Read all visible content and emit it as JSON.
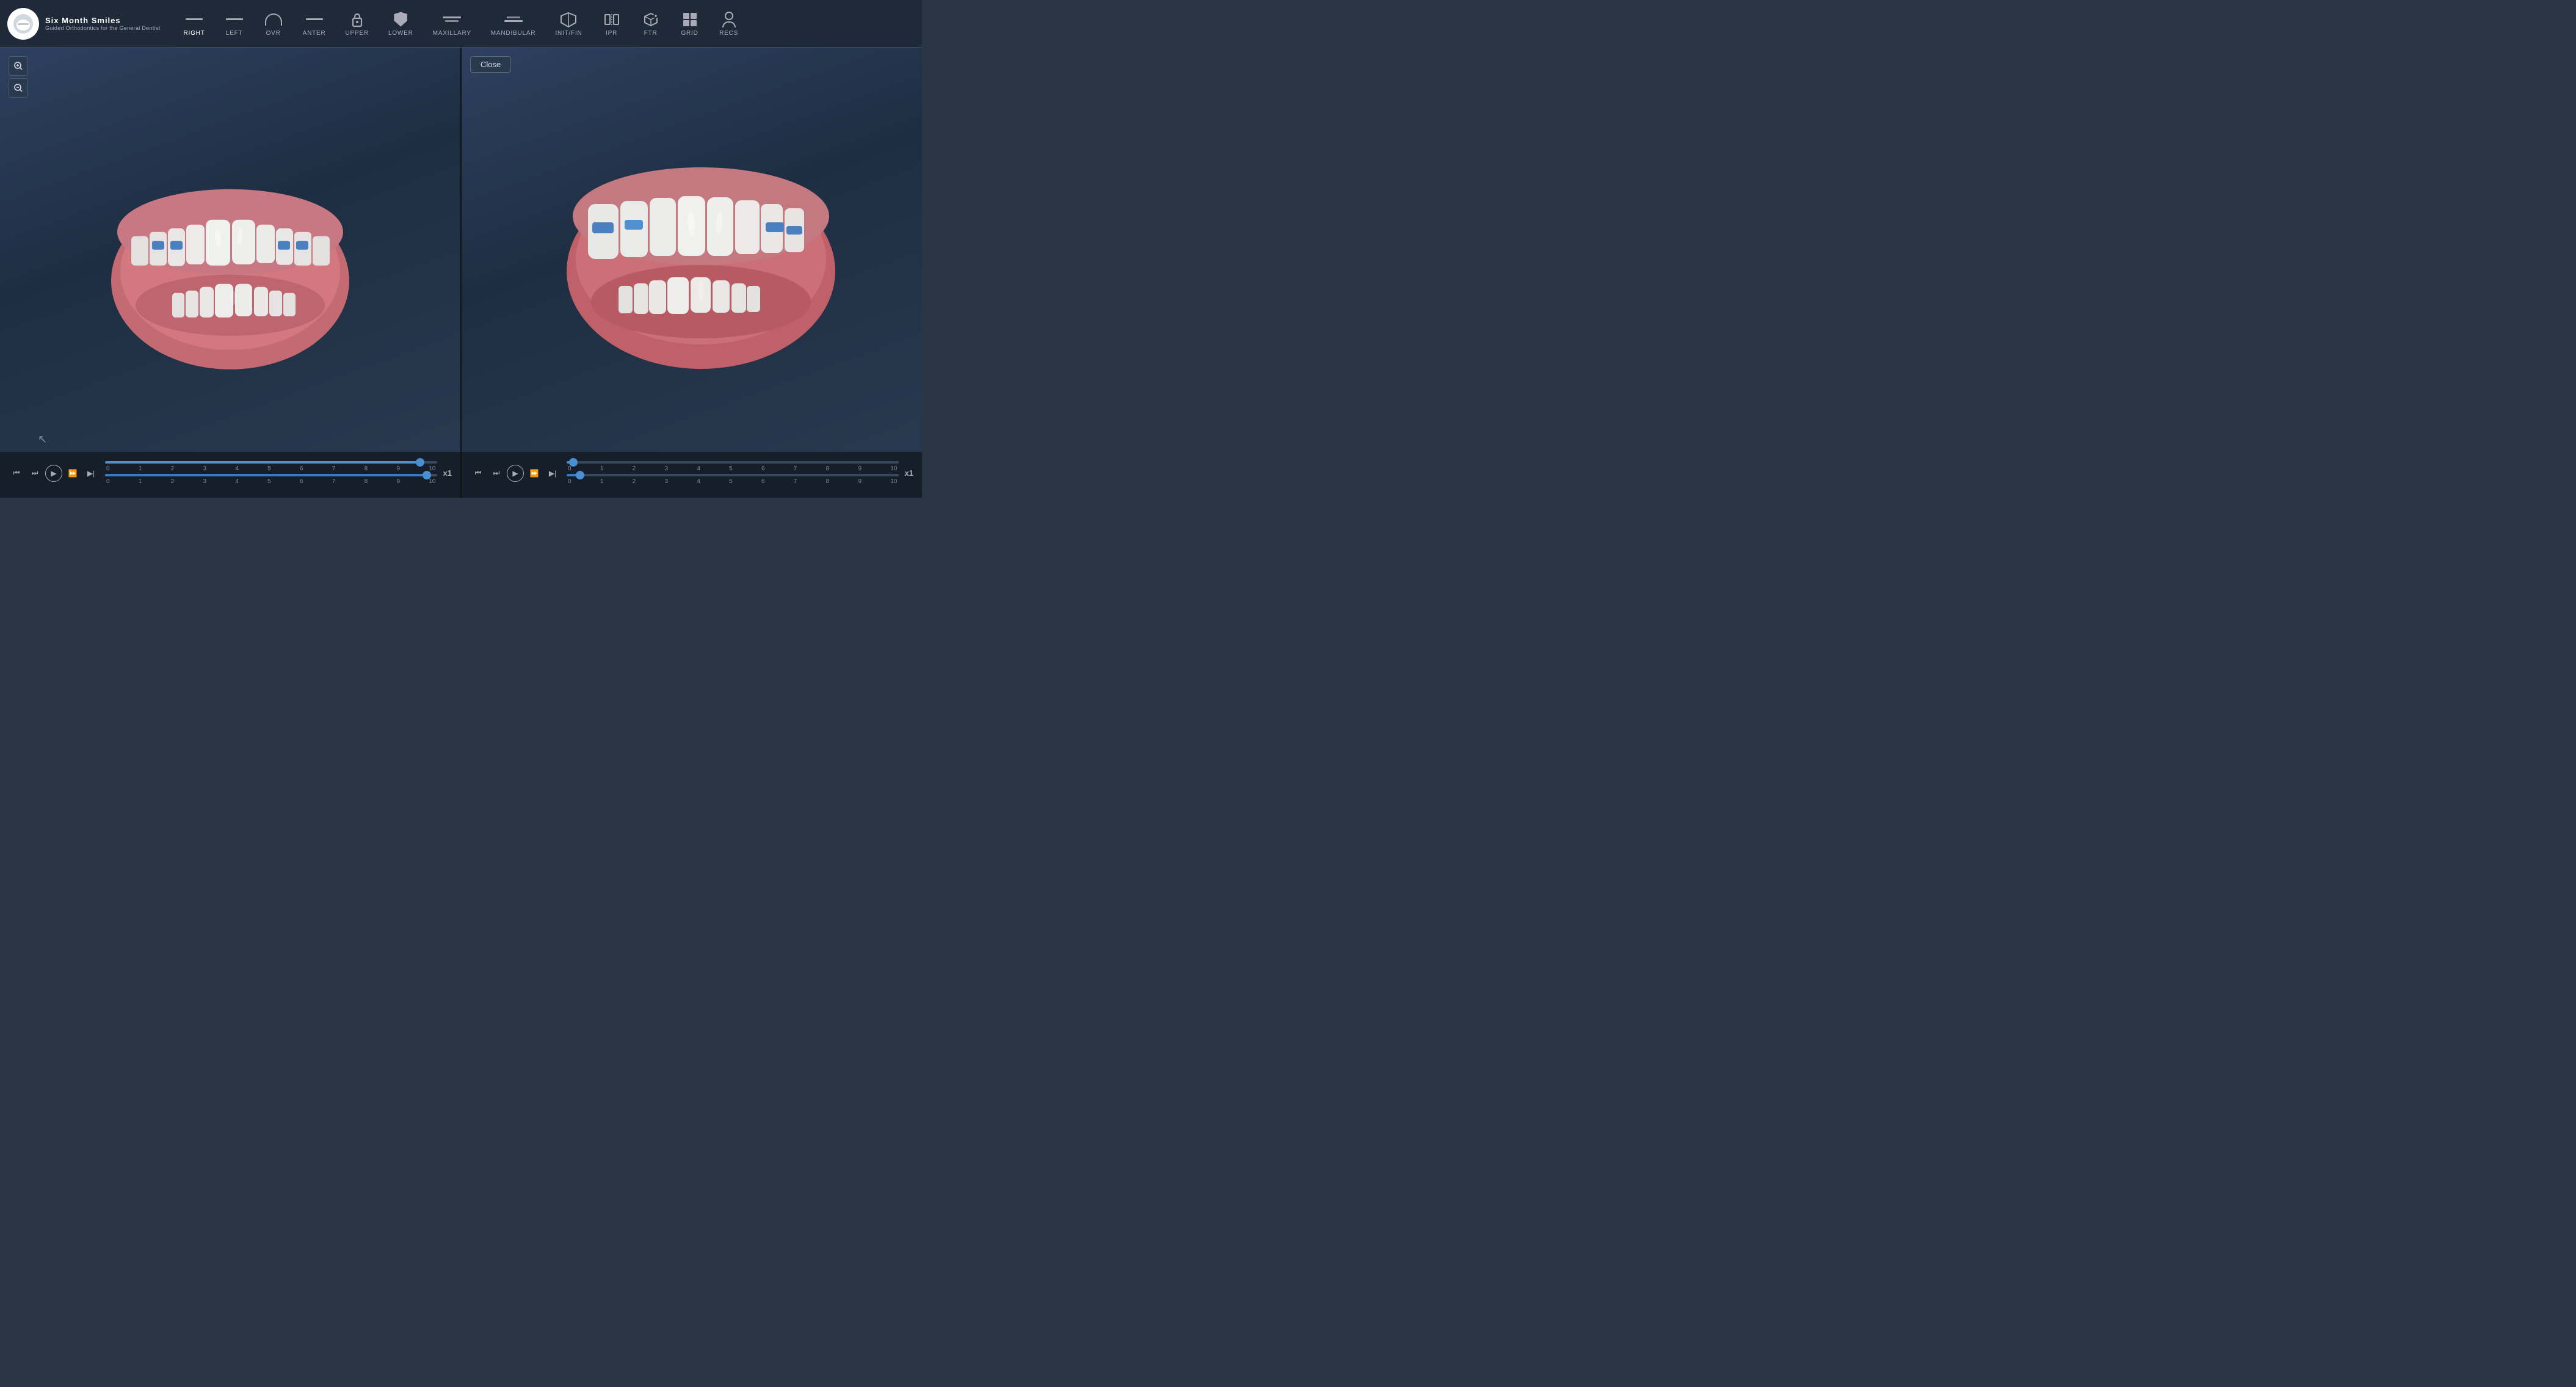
{
  "app": {
    "title": "Six Month Smiles",
    "subtitle": "Guided Orthodontics for the General Dentist"
  },
  "nav": {
    "items": [
      {
        "id": "right",
        "label": "RIGHT",
        "icon": "bar-icon",
        "active": true
      },
      {
        "id": "left",
        "label": "LEFT",
        "icon": "bar-icon"
      },
      {
        "id": "ovr",
        "label": "OVR",
        "icon": "arch-icon"
      },
      {
        "id": "anter",
        "label": "ANTER",
        "icon": "bar-icon"
      },
      {
        "id": "upper",
        "label": "UPPER",
        "icon": "lock-icon"
      },
      {
        "id": "lower",
        "label": "LOWER",
        "icon": "shield-icon"
      },
      {
        "id": "maxillary",
        "label": "MAXILLARY",
        "icon": "bar-icon"
      },
      {
        "id": "mandibular",
        "label": "MANDIBULAR",
        "icon": "bar-icon"
      },
      {
        "id": "initfin",
        "label": "INIT/FIN",
        "icon": "shield-icon"
      },
      {
        "id": "ipr",
        "label": "IPR",
        "icon": "ipr-icon"
      },
      {
        "id": "ftr",
        "label": "FTR",
        "icon": "ftr-icon"
      },
      {
        "id": "grid",
        "label": "GRID",
        "icon": "grid-icon"
      },
      {
        "id": "recs",
        "label": "RECS",
        "icon": "person-icon"
      }
    ]
  },
  "left_panel": {
    "zoom_in_label": "+",
    "zoom_out_label": "−"
  },
  "right_panel": {
    "close_button_label": "Close"
  },
  "playback": {
    "speed_label": "x1",
    "slider_min": "0",
    "slider_max": "10",
    "tick_labels": [
      "0",
      "1",
      "2",
      "3",
      "4",
      "5",
      "6",
      "7",
      "8",
      "9",
      "10"
    ],
    "left_fill_percent": 95,
    "left_thumb_percent": 95,
    "left_second_fill_percent": 97,
    "left_second_thumb_percent": 97,
    "right_fill_percent": 2,
    "right_thumb_percent": 2,
    "right_second_fill_percent": 4,
    "right_second_thumb_percent": 4
  }
}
# # # # #
Written instruction — Reproduce each entry precisely. Leave the pictures out.

Answer to the exercise —
Read all visible content and emit it as JSON.
{
  "app": {
    "title": "Six Month Smiles",
    "subtitle": "Guided Orthodontics for the General Dentist"
  },
  "nav": {
    "items": [
      {
        "id": "right",
        "label": "RIGHT",
        "icon": "bar-icon",
        "active": true
      },
      {
        "id": "left",
        "label": "LEFT",
        "icon": "bar-icon"
      },
      {
        "id": "ovr",
        "label": "OVR",
        "icon": "arch-icon"
      },
      {
        "id": "anter",
        "label": "ANTER",
        "icon": "bar-icon"
      },
      {
        "id": "upper",
        "label": "UPPER",
        "icon": "lock-icon"
      },
      {
        "id": "lower",
        "label": "LOWER",
        "icon": "shield-icon"
      },
      {
        "id": "maxillary",
        "label": "MAXILLARY",
        "icon": "bar-icon"
      },
      {
        "id": "mandibular",
        "label": "MANDIBULAR",
        "icon": "bar-icon"
      },
      {
        "id": "initfin",
        "label": "INIT/FIN",
        "icon": "shield-icon"
      },
      {
        "id": "ipr",
        "label": "IPR",
        "icon": "ipr-icon"
      },
      {
        "id": "ftr",
        "label": "FTR",
        "icon": "ftr-icon"
      },
      {
        "id": "grid",
        "label": "GRID",
        "icon": "grid-icon"
      },
      {
        "id": "recs",
        "label": "RECS",
        "icon": "person-icon"
      }
    ]
  },
  "left_panel": {
    "zoom_in_label": "+",
    "zoom_out_label": "−"
  },
  "right_panel": {
    "close_button_label": "Close"
  },
  "playback": {
    "speed_label": "x1",
    "slider_min": "0",
    "slider_max": "10",
    "tick_labels": [
      "0",
      "1",
      "2",
      "3",
      "4",
      "5",
      "6",
      "7",
      "8",
      "9",
      "10"
    ],
    "left_fill_percent": 95,
    "left_thumb_percent": 95,
    "left_second_fill_percent": 97,
    "left_second_thumb_percent": 97,
    "right_fill_percent": 2,
    "right_thumb_percent": 2,
    "right_second_fill_percent": 4,
    "right_second_thumb_percent": 4
  }
}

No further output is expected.